Exercise aim
Copy the data precisely, keeping every character.

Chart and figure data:
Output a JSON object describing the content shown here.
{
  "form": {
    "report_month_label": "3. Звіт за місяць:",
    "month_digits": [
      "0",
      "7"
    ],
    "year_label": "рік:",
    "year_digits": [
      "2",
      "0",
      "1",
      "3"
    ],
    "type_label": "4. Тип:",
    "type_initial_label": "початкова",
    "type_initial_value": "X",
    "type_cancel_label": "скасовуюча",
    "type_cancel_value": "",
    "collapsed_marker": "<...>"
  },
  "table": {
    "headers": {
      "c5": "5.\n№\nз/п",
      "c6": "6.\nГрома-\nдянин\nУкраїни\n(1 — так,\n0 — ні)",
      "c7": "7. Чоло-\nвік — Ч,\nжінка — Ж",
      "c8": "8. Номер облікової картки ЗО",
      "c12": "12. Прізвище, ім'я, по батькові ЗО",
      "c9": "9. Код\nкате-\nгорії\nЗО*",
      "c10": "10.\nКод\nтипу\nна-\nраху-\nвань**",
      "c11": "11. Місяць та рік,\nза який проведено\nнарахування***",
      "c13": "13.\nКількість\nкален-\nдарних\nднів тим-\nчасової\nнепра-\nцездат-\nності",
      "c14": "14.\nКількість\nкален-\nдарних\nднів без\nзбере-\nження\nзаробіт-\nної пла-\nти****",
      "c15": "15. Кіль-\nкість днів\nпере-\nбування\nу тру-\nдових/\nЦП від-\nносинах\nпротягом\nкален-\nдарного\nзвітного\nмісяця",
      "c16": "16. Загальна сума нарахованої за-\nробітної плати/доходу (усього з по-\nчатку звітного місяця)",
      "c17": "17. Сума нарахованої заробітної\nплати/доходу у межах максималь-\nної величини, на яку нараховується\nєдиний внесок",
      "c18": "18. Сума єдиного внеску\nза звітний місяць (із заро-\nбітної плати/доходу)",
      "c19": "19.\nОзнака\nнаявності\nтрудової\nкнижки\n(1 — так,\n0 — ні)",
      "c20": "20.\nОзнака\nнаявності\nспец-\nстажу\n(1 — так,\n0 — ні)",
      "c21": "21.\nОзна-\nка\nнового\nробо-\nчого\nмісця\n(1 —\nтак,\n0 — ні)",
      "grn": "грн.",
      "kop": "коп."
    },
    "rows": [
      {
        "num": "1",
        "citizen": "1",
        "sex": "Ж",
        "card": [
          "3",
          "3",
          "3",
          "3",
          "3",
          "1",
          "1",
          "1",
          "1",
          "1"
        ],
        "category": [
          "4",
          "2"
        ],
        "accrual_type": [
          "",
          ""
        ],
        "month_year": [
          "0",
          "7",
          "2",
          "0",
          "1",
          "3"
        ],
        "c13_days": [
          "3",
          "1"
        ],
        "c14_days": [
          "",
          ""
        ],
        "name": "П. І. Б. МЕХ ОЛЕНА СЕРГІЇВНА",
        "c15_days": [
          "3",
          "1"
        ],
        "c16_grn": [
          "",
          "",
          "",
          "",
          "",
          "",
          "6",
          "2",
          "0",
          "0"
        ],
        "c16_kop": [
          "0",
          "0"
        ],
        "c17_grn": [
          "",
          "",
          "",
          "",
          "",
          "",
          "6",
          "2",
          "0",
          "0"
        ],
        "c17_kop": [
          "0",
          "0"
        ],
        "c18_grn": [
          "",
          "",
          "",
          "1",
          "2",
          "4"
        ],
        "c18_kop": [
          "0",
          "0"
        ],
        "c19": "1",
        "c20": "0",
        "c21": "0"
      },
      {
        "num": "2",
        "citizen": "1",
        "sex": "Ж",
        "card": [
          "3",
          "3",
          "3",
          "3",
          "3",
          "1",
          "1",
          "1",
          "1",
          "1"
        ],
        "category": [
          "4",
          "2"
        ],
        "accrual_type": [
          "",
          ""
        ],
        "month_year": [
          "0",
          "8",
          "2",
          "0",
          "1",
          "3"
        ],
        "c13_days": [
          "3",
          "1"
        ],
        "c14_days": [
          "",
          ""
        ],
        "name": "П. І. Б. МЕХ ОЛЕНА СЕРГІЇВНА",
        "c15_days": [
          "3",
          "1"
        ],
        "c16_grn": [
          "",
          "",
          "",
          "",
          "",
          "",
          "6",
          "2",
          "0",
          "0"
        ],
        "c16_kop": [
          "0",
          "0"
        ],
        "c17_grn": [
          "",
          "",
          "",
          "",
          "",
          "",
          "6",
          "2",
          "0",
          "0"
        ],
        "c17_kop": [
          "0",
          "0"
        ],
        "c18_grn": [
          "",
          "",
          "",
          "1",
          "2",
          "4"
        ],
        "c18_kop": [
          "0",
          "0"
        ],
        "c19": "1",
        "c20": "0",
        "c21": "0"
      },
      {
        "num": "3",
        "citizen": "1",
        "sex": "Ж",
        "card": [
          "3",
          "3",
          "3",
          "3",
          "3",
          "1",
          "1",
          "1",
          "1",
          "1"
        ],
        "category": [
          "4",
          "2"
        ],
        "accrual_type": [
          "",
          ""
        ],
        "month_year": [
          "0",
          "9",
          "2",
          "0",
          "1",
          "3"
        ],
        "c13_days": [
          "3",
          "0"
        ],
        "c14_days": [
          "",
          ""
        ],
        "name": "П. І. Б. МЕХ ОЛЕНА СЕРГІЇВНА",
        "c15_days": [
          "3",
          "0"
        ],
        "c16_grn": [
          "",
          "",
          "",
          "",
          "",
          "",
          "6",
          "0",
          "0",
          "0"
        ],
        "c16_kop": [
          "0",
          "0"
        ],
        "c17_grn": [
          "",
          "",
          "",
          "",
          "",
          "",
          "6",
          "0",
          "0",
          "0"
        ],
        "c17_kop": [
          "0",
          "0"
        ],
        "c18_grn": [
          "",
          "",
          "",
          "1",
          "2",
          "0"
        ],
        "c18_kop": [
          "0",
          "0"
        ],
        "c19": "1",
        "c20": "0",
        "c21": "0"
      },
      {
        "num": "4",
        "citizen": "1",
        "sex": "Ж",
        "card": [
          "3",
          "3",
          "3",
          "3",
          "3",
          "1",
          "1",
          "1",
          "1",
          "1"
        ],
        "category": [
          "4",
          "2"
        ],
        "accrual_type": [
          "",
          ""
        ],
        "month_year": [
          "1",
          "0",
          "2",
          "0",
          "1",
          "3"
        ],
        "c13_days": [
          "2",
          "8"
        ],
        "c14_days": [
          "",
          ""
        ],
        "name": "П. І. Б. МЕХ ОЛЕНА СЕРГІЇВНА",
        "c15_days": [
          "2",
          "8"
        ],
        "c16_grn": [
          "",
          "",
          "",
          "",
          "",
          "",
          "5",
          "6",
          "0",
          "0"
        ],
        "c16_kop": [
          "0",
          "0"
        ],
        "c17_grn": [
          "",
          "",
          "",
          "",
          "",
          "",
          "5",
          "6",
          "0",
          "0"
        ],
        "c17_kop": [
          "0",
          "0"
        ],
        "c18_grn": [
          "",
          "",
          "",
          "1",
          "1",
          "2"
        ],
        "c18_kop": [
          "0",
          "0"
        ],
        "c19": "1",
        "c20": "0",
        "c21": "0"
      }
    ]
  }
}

Output of the task
Output a JSON object describing the content shown here.
{
  "form": {
    "report_month_label": "3. Звіт за місяць:",
    "month_digits": [
      "0",
      "7"
    ],
    "year_label": "рік:",
    "year_digits": [
      "2",
      "0",
      "1",
      "3"
    ],
    "type_label": "4. Тип:",
    "type_initial_label": "початкова",
    "type_initial_value": "X",
    "type_cancel_label": "скасовуюча",
    "type_cancel_value": "",
    "collapsed_marker": "<...>"
  },
  "table": {
    "headers": {
      "c5": "5.\n№\nз/п",
      "c6": "6.\nГрома-\nдянин\nУкраїни\n(1 — так,\n0 — ні)",
      "c7": "7. Чоло-\nвік — Ч,\nжінка — Ж",
      "c8": "8. Номер облікової картки ЗО",
      "c12": "12. Прізвище, ім'я, по батькові ЗО",
      "c9": "9. Код\nкате-\nгорії\nЗО*",
      "c10": "10.\nКод\nтипу\nна-\nраху-\nвань**",
      "c11": "11. Місяць та рік,\nза який проведено\nнарахування***",
      "c13": "13.\nКількість\nкален-\nдарних\nднів тим-\nчасової\nнепра-\nцездат-\nності",
      "c14": "14.\nКількість\nкален-\nдарних\nднів без\nзбере-\nження\nзаробіт-\nної пла-\nти****",
      "c15": "15. Кіль-\nкість днів\nпере-\nбування\nу тру-\nдових/\nЦП від-\nносинах\nпротягом\nкален-\nдарного\nзвітного\nмісяця",
      "c16": "16. Загальна сума нарахованої за-\nробітної плати/доходу (усього з по-\nчатку звітного місяця)",
      "c17": "17. Сума нарахованої заробітної\nплати/доходу у межах максималь-\nної величини, на яку нараховується\nєдиний внесок",
      "c18": "18. Сума єдиного внеску\nза звітний місяць (із заро-\nбітної плати/доходу)",
      "c19": "19.\nОзнака\nнаявності\nтрудової\nкнижки\n(1 — так,\n0 — ні)",
      "c20": "20.\nОзнака\nнаявності\nспец-\nстажу\n(1 — так,\n0 — ні)",
      "c21": "21.\nОзна-\nка\nнового\nробо-\nчого\nмісця\n(1 —\nтак,\n0 — ні)",
      "grn": "грн.",
      "kop": "коп."
    },
    "rows": [
      {
        "num": "1",
        "citizen": "1",
        "sex": "Ж",
        "card": [
          "3",
          "3",
          "3",
          "3",
          "3",
          "1",
          "1",
          "1",
          "1",
          "1"
        ],
        "category": [
          "4",
          "2"
        ],
        "accrual_type": [
          "",
          ""
        ],
        "month_year": [
          "0",
          "7",
          "2",
          "0",
          "1",
          "3"
        ],
        "c13_days": [
          "3",
          "1"
        ],
        "c14_days": [
          "",
          ""
        ],
        "name": "П. І. Б. МЕХ ОЛЕНА СЕРГІЇВНА",
        "c15_days": [
          "3",
          "1"
        ],
        "c16_grn": [
          "",
          "",
          "",
          "",
          "",
          "",
          "6",
          "2",
          "0",
          "0"
        ],
        "c16_kop": [
          "0",
          "0"
        ],
        "c17_grn": [
          "",
          "",
          "",
          "",
          "",
          "",
          "6",
          "2",
          "0",
          "0"
        ],
        "c17_kop": [
          "0",
          "0"
        ],
        "c18_grn": [
          "",
          "",
          "",
          "1",
          "2",
          "4"
        ],
        "c18_kop": [
          "0",
          "0"
        ],
        "c19": "1",
        "c20": "0",
        "c21": "0"
      },
      {
        "num": "2",
        "citizen": "1",
        "sex": "Ж",
        "card": [
          "3",
          "3",
          "3",
          "3",
          "3",
          "1",
          "1",
          "1",
          "1",
          "1"
        ],
        "category": [
          "4",
          "2"
        ],
        "accrual_type": [
          "",
          ""
        ],
        "month_year": [
          "0",
          "8",
          "2",
          "0",
          "1",
          "3"
        ],
        "c13_days": [
          "3",
          "1"
        ],
        "c14_days": [
          "",
          ""
        ],
        "name": "П. І. Б. МЕХ ОЛЕНА СЕРГІЇВНА",
        "c15_days": [
          "3",
          "1"
        ],
        "c16_grn": [
          "",
          "",
          "",
          "",
          "",
          "",
          "6",
          "2",
          "0",
          "0"
        ],
        "c16_kop": [
          "0",
          "0"
        ],
        "c17_grn": [
          "",
          "",
          "",
          "",
          "",
          "",
          "6",
          "2",
          "0",
          "0"
        ],
        "c17_kop": [
          "0",
          "0"
        ],
        "c18_grn": [
          "",
          "",
          "",
          "1",
          "2",
          "4"
        ],
        "c18_kop": [
          "0",
          "0"
        ],
        "c19": "1",
        "c20": "0",
        "c21": "0"
      },
      {
        "num": "3",
        "citizen": "1",
        "sex": "Ж",
        "card": [
          "3",
          "3",
          "3",
          "3",
          "3",
          "1",
          "1",
          "1",
          "1",
          "1"
        ],
        "category": [
          "4",
          "2"
        ],
        "accrual_type": [
          "",
          ""
        ],
        "month_year": [
          "0",
          "9",
          "2",
          "0",
          "1",
          "3"
        ],
        "c13_days": [
          "3",
          "0"
        ],
        "c14_days": [
          "",
          ""
        ],
        "name": "П. І. Б. МЕХ ОЛЕНА СЕРГІЇВНА",
        "c15_days": [
          "3",
          "0"
        ],
        "c16_grn": [
          "",
          "",
          "",
          "",
          "",
          "",
          "6",
          "0",
          "0",
          "0"
        ],
        "c16_kop": [
          "0",
          "0"
        ],
        "c17_grn": [
          "",
          "",
          "",
          "",
          "",
          "",
          "6",
          "0",
          "0",
          "0"
        ],
        "c17_kop": [
          "0",
          "0"
        ],
        "c18_grn": [
          "",
          "",
          "",
          "1",
          "2",
          "0"
        ],
        "c18_kop": [
          "0",
          "0"
        ],
        "c19": "1",
        "c20": "0",
        "c21": "0"
      },
      {
        "num": "4",
        "citizen": "1",
        "sex": "Ж",
        "card": [
          "3",
          "3",
          "3",
          "3",
          "3",
          "1",
          "1",
          "1",
          "1",
          "1"
        ],
        "category": [
          "4",
          "2"
        ],
        "accrual_type": [
          "",
          ""
        ],
        "month_year": [
          "1",
          "0",
          "2",
          "0",
          "1",
          "3"
        ],
        "c13_days": [
          "2",
          "8"
        ],
        "c14_days": [
          "",
          ""
        ],
        "name": "П. І. Б. МЕХ ОЛЕНА СЕРГІЇВНА",
        "c15_days": [
          "2",
          "8"
        ],
        "c16_grn": [
          "",
          "",
          "",
          "",
          "",
          "",
          "5",
          "6",
          "0",
          "0"
        ],
        "c16_kop": [
          "0",
          "0"
        ],
        "c17_grn": [
          "",
          "",
          "",
          "",
          "",
          "",
          "5",
          "6",
          "0",
          "0"
        ],
        "c17_kop": [
          "0",
          "0"
        ],
        "c18_grn": [
          "",
          "",
          "",
          "1",
          "1",
          "2"
        ],
        "c18_kop": [
          "0",
          "0"
        ],
        "c19": "1",
        "c20": "0",
        "c21": "0"
      }
    ]
  }
}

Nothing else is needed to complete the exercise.